Task brief: Print the entries below word for word; the pictures stay out of your copy.

Excerpted data:
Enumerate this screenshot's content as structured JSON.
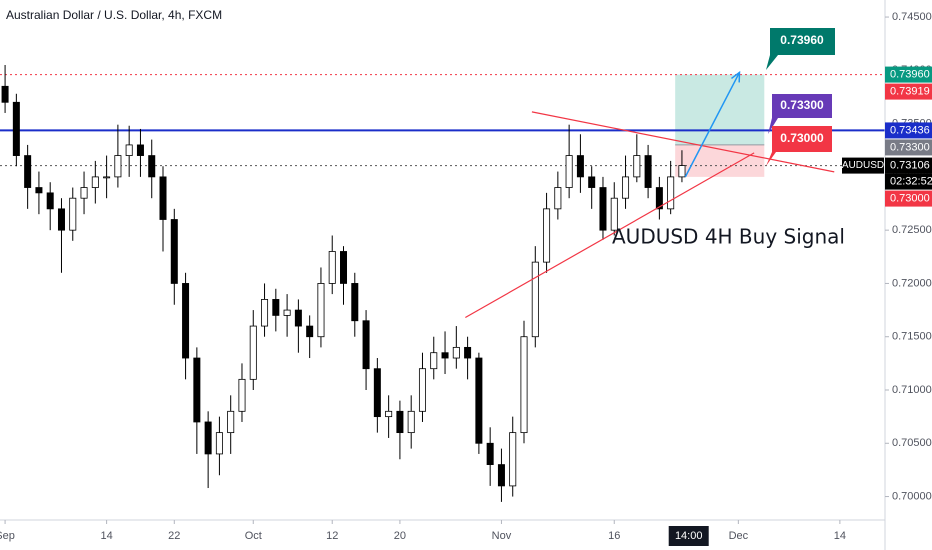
{
  "chart_data": {
    "type": "candlestick",
    "title": "Australian Dollar / U.S. Dollar, 4h, FXCM",
    "annotation": "AUDUSD 4H Buy Signal",
    "symbol": "AUDUSD",
    "countdown": "02:32:52",
    "xlim": [
      -0.45,
      78
    ],
    "ylim": [
      0.6978,
      0.7466
    ],
    "x": [
      0,
      1,
      2,
      3,
      4,
      5,
      6,
      7,
      8,
      9,
      10,
      11,
      12,
      13,
      14,
      15,
      16,
      17,
      18,
      19,
      20,
      21,
      22,
      23,
      24,
      25,
      26,
      27,
      28,
      29,
      30,
      31,
      32,
      33,
      34,
      35,
      36,
      37,
      38,
      39,
      40,
      41,
      42,
      43,
      44,
      45,
      46,
      47,
      48,
      49,
      50,
      51,
      52,
      53,
      54,
      55,
      56,
      57,
      58,
      59,
      60
    ],
    "open": [
      0.7385,
      0.737,
      0.732,
      0.729,
      0.7285,
      0.727,
      0.725,
      0.728,
      0.729,
      0.73,
      0.73,
      0.732,
      0.733,
      0.732,
      0.73,
      0.726,
      0.72,
      0.713,
      0.707,
      0.704,
      0.706,
      0.708,
      0.711,
      0.716,
      0.7185,
      0.717,
      0.7175,
      0.716,
      0.715,
      0.72,
      0.723,
      0.72,
      0.7165,
      0.712,
      0.7075,
      0.708,
      0.706,
      0.708,
      0.712,
      0.7135,
      0.713,
      0.714,
      0.713,
      0.705,
      0.703,
      0.701,
      0.706,
      0.715,
      0.722,
      0.727,
      0.729,
      0.732,
      0.73,
      0.729,
      0.725,
      0.728,
      0.73,
      0.732,
      0.729,
      0.727,
      0.73
    ],
    "high": [
      0.7405,
      0.7378,
      0.733,
      0.7305,
      0.7295,
      0.728,
      0.729,
      0.7305,
      0.7315,
      0.732,
      0.7349,
      0.7348,
      0.7345,
      0.7335,
      0.731,
      0.727,
      0.721,
      0.714,
      0.708,
      0.7075,
      0.7095,
      0.7125,
      0.7175,
      0.72,
      0.7195,
      0.719,
      0.7185,
      0.717,
      0.7215,
      0.7245,
      0.7235,
      0.721,
      0.7175,
      0.713,
      0.7095,
      0.709,
      0.7095,
      0.7135,
      0.715,
      0.7155,
      0.716,
      0.715,
      0.7135,
      0.7065,
      0.7045,
      0.7075,
      0.7165,
      0.7235,
      0.7285,
      0.7305,
      0.7349,
      0.734,
      0.731,
      0.73,
      0.7295,
      0.732,
      0.734,
      0.733,
      0.73,
      0.7315,
      0.7325
    ],
    "low": [
      0.736,
      0.731,
      0.727,
      0.7265,
      0.725,
      0.721,
      0.724,
      0.7265,
      0.7275,
      0.728,
      0.729,
      0.73,
      0.73,
      0.728,
      0.723,
      0.718,
      0.711,
      0.704,
      0.7008,
      0.702,
      0.704,
      0.707,
      0.71,
      0.715,
      0.7155,
      0.715,
      0.7135,
      0.713,
      0.714,
      0.719,
      0.718,
      0.715,
      0.71,
      0.706,
      0.7055,
      0.7035,
      0.7045,
      0.707,
      0.711,
      0.7115,
      0.712,
      0.711,
      0.704,
      0.701,
      0.6995,
      0.7,
      0.705,
      0.714,
      0.721,
      0.726,
      0.728,
      0.7285,
      0.727,
      0.7241,
      0.7245,
      0.727,
      0.7295,
      0.728,
      0.726,
      0.7265,
      0.7295
    ],
    "close": [
      0.737,
      0.732,
      0.729,
      0.7285,
      0.727,
      0.725,
      0.728,
      0.729,
      0.73,
      0.73,
      0.732,
      0.733,
      0.732,
      0.73,
      0.726,
      0.72,
      0.713,
      0.707,
      0.704,
      0.706,
      0.708,
      0.711,
      0.716,
      0.7185,
      0.717,
      0.7175,
      0.716,
      0.715,
      0.72,
      0.723,
      0.72,
      0.7165,
      0.712,
      0.7075,
      0.708,
      0.706,
      0.708,
      0.712,
      0.7135,
      0.713,
      0.714,
      0.713,
      0.705,
      0.703,
      0.701,
      0.706,
      0.715,
      0.722,
      0.727,
      0.729,
      0.732,
      0.73,
      0.729,
      0.725,
      0.728,
      0.73,
      0.732,
      0.729,
      0.727,
      0.73,
      0.73106
    ],
    "yticks": [
      {
        "value": 0.7,
        "label": "0.70000"
      },
      {
        "value": 0.705,
        "label": "0.70500"
      },
      {
        "value": 0.71,
        "label": "0.71000"
      },
      {
        "value": 0.715,
        "label": "0.71500"
      },
      {
        "value": 0.72,
        "label": "0.72000"
      },
      {
        "value": 0.725,
        "label": "0.72500"
      },
      {
        "value": 0.73,
        "label": "0.73000"
      },
      {
        "value": 0.735,
        "label": "0.73500"
      },
      {
        "value": 0.74,
        "label": "0.74000"
      },
      {
        "value": 0.745,
        "label": "0.74500"
      }
    ],
    "xticks": [
      {
        "value": 0,
        "label": "Sep"
      },
      {
        "value": 9,
        "label": "14"
      },
      {
        "value": 15,
        "label": "22"
      },
      {
        "value": 22,
        "label": "Oct"
      },
      {
        "value": 29,
        "label": "12"
      },
      {
        "value": 35,
        "label": "20"
      },
      {
        "value": 44,
        "label": "Nov"
      },
      {
        "value": 54,
        "label": "16"
      },
      {
        "value": 65,
        "label": "Dec"
      },
      {
        "value": 74,
        "label": "14"
      }
    ],
    "crosshair_x": {
      "value": 60.6,
      "label": "14:00"
    },
    "levels": [
      {
        "value": 0.7396,
        "color": "#f23645",
        "style": "dotted"
      },
      {
        "value": 0.73436,
        "color": "#1a2ec9",
        "style": "solid"
      },
      {
        "value": 0.73106,
        "color": "#555555",
        "style": "dotted"
      }
    ],
    "price_tags": [
      {
        "value": 0.7396,
        "label": "0.73960",
        "color": "#089981"
      },
      {
        "value": 0.73919,
        "label": "0.73919",
        "color": "#f23645"
      },
      {
        "value": 0.73436,
        "label": "0.73436",
        "color": "#1a2ec9"
      },
      {
        "value": 0.733,
        "label": "0.73300",
        "color": "#787b86"
      },
      {
        "value": 0.73106,
        "label": "0.73106",
        "color": "#000000"
      },
      {
        "value": 0.73,
        "label": "0.73000",
        "color": "#f23645"
      }
    ],
    "position": {
      "x": [
        59.4,
        67.3
      ],
      "entry": 0.733,
      "stop": 0.73,
      "target": 0.7396,
      "target_label": "0.73960",
      "entry_label": "0.73300",
      "stop_label": "0.73000"
    },
    "trendlines": [
      {
        "x": [
          40.8,
          66.4
        ],
        "y": [
          0.7168,
          0.73225
        ],
        "color": "#f23645"
      },
      {
        "x": [
          46.7,
          73.5
        ],
        "y": [
          0.7361,
          0.73047
        ],
        "color": "#f23645"
      }
    ],
    "arrow": {
      "x": [
        60.3,
        65.1
      ],
      "y": [
        0.73,
        0.7398
      ],
      "color": "#2196f3"
    }
  }
}
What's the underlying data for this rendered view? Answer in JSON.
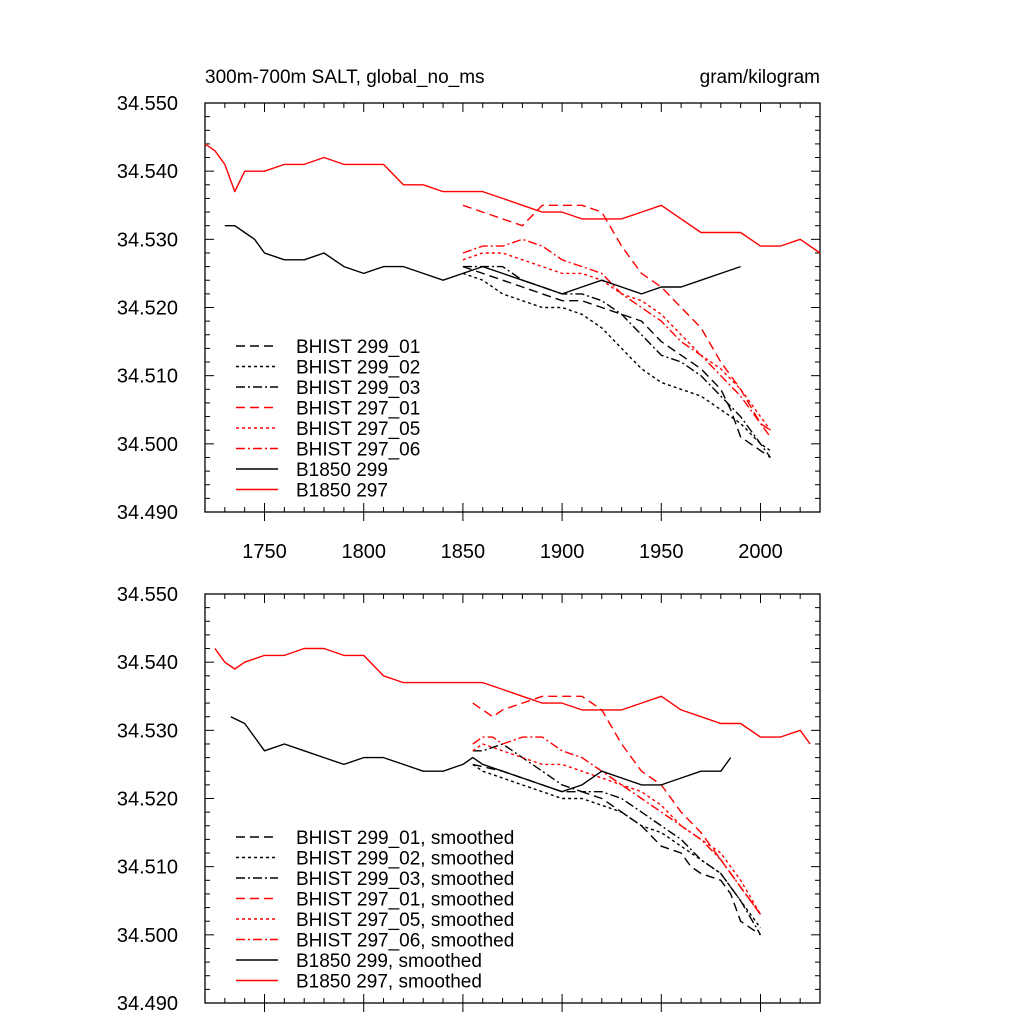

Solution for this task:
Enumerate this screenshot's content as structured JSON.
{
  "chart_data": {
    "type": "candlestick",
    "title": "Australian Dollar / U.S. Dollar, 4h, FXCM",
    "annotation": "AUDUSD 4H Buy Signal",
    "symbol": "AUDUSD",
    "countdown": "02:32:52",
    "xlim": [
      -0.45,
      78
    ],
    "ylim": [
      0.6978,
      0.7466
    ],
    "x": [
      0,
      1,
      2,
      3,
      4,
      5,
      6,
      7,
      8,
      9,
      10,
      11,
      12,
      13,
      14,
      15,
      16,
      17,
      18,
      19,
      20,
      21,
      22,
      23,
      24,
      25,
      26,
      27,
      28,
      29,
      30,
      31,
      32,
      33,
      34,
      35,
      36,
      37,
      38,
      39,
      40,
      41,
      42,
      43,
      44,
      45,
      46,
      47,
      48,
      49,
      50,
      51,
      52,
      53,
      54,
      55,
      56,
      57,
      58,
      59,
      60
    ],
    "open": [
      0.7385,
      0.737,
      0.732,
      0.729,
      0.7285,
      0.727,
      0.725,
      0.728,
      0.729,
      0.73,
      0.73,
      0.732,
      0.733,
      0.732,
      0.73,
      0.726,
      0.72,
      0.713,
      0.707,
      0.704,
      0.706,
      0.708,
      0.711,
      0.716,
      0.7185,
      0.717,
      0.7175,
      0.716,
      0.715,
      0.72,
      0.723,
      0.72,
      0.7165,
      0.712,
      0.7075,
      0.708,
      0.706,
      0.708,
      0.712,
      0.7135,
      0.713,
      0.714,
      0.713,
      0.705,
      0.703,
      0.701,
      0.706,
      0.715,
      0.722,
      0.727,
      0.729,
      0.732,
      0.73,
      0.729,
      0.725,
      0.728,
      0.73,
      0.732,
      0.729,
      0.727,
      0.73
    ],
    "high": [
      0.7405,
      0.7378,
      0.733,
      0.7305,
      0.7295,
      0.728,
      0.729,
      0.7305,
      0.7315,
      0.732,
      0.7349,
      0.7348,
      0.7345,
      0.7335,
      0.731,
      0.727,
      0.721,
      0.714,
      0.708,
      0.7075,
      0.7095,
      0.7125,
      0.7175,
      0.72,
      0.7195,
      0.719,
      0.7185,
      0.717,
      0.7215,
      0.7245,
      0.7235,
      0.721,
      0.7175,
      0.713,
      0.7095,
      0.709,
      0.7095,
      0.7135,
      0.715,
      0.7155,
      0.716,
      0.715,
      0.7135,
      0.7065,
      0.7045,
      0.7075,
      0.7165,
      0.7235,
      0.7285,
      0.7305,
      0.7349,
      0.734,
      0.731,
      0.73,
      0.7295,
      0.732,
      0.734,
      0.733,
      0.73,
      0.7315,
      0.7325
    ],
    "low": [
      0.736,
      0.731,
      0.727,
      0.7265,
      0.725,
      0.721,
      0.724,
      0.7265,
      0.7275,
      0.728,
      0.729,
      0.73,
      0.73,
      0.728,
      0.723,
      0.718,
      0.711,
      0.704,
      0.7008,
      0.702,
      0.704,
      0.707,
      0.71,
      0.715,
      0.7155,
      0.715,
      0.7135,
      0.713,
      0.714,
      0.719,
      0.718,
      0.715,
      0.71,
      0.706,
      0.7055,
      0.7035,
      0.7045,
      0.707,
      0.711,
      0.7115,
      0.712,
      0.711,
      0.704,
      0.701,
      0.6995,
      0.7,
      0.705,
      0.714,
      0.721,
      0.726,
      0.728,
      0.7285,
      0.727,
      0.7241,
      0.7245,
      0.727,
      0.7295,
      0.728,
      0.726,
      0.7265,
      0.7295
    ],
    "close": [
      0.737,
      0.732,
      0.729,
      0.7285,
      0.727,
      0.725,
      0.728,
      0.729,
      0.73,
      0.73,
      0.732,
      0.733,
      0.732,
      0.73,
      0.726,
      0.72,
      0.713,
      0.707,
      0.704,
      0.706,
      0.708,
      0.711,
      0.716,
      0.7185,
      0.717,
      0.7175,
      0.716,
      0.715,
      0.72,
      0.723,
      0.72,
      0.7165,
      0.712,
      0.7075,
      0.708,
      0.706,
      0.708,
      0.712,
      0.7135,
      0.713,
      0.714,
      0.713,
      0.705,
      0.703,
      0.701,
      0.706,
      0.715,
      0.722,
      0.727,
      0.729,
      0.732,
      0.73,
      0.729,
      0.725,
      0.728,
      0.73,
      0.732,
      0.729,
      0.727,
      0.73,
      0.73106
    ],
    "yticks": [
      {
        "value": 0.7,
        "label": "0.70000"
      },
      {
        "value": 0.705,
        "label": "0.70500"
      },
      {
        "value": 0.71,
        "label": "0.71000"
      },
      {
        "value": 0.715,
        "label": "0.71500"
      },
      {
        "value": 0.72,
        "label": "0.72000"
      },
      {
        "value": 0.725,
        "label": "0.72500"
      },
      {
        "value": 0.73,
        "label": "0.73000"
      },
      {
        "value": 0.735,
        "label": "0.73500"
      },
      {
        "value": 0.74,
        "label": "0.74000"
      },
      {
        "value": 0.745,
        "label": "0.74500"
      }
    ],
    "xticks": [
      {
        "value": 0,
        "label": "Sep"
      },
      {
        "value": 9,
        "label": "14"
      },
      {
        "value": 15,
        "label": "22"
      },
      {
        "value": 22,
        "label": "Oct"
      },
      {
        "value": 29,
        "label": "12"
      },
      {
        "value": 35,
        "label": "20"
      },
      {
        "value": 44,
        "label": "Nov"
      },
      {
        "value": 54,
        "label": "16"
      },
      {
        "value": 65,
        "label": "Dec"
      },
      {
        "value": 74,
        "label": "14"
      }
    ],
    "crosshair_x": {
      "value": 60.6,
      "label": "14:00"
    },
    "levels": [
      {
        "value": 0.7396,
        "color": "#f23645",
        "style": "dotted"
      },
      {
        "value": 0.73436,
        "color": "#1a2ec9",
        "style": "solid"
      },
      {
        "value": 0.73106,
        "color": "#555555",
        "style": "dotted"
      }
    ],
    "price_tags": [
      {
        "value": 0.7396,
        "label": "0.73960",
        "color": "#089981"
      },
      {
        "value": 0.73919,
        "label": "0.73919",
        "color": "#f23645"
      },
      {
        "value": 0.73436,
        "label": "0.73436",
        "color": "#1a2ec9"
      },
      {
        "value": 0.733,
        "label": "0.73300",
        "color": "#787b86"
      },
      {
        "value": 0.73106,
        "label": "0.73106",
        "color": "#000000"
      },
      {
        "value": 0.73,
        "label": "0.73000",
        "color": "#f23645"
      }
    ],
    "position": {
      "x": [
        59.4,
        67.3
      ],
      "entry": 0.733,
      "stop": 0.73,
      "target": 0.7396,
      "target_label": "0.73960",
      "entry_label": "0.73300",
      "stop_label": "0.73000"
    },
    "trendlines": [
      {
        "x": [
          40.8,
          66.4
        ],
        "y": [
          0.7168,
          0.73225
        ],
        "color": "#f23645"
      },
      {
        "x": [
          46.7,
          73.5
        ],
        "y": [
          0.7361,
          0.73047
        ],
        "color": "#f23645"
      }
    ],
    "arrow": {
      "x": [
        60.3,
        65.1
      ],
      "y": [
        0.73,
        0.7398
      ],
      "color": "#2196f3"
    }
  }
}
What's the underlying data for this rendered view? Answer in JSON.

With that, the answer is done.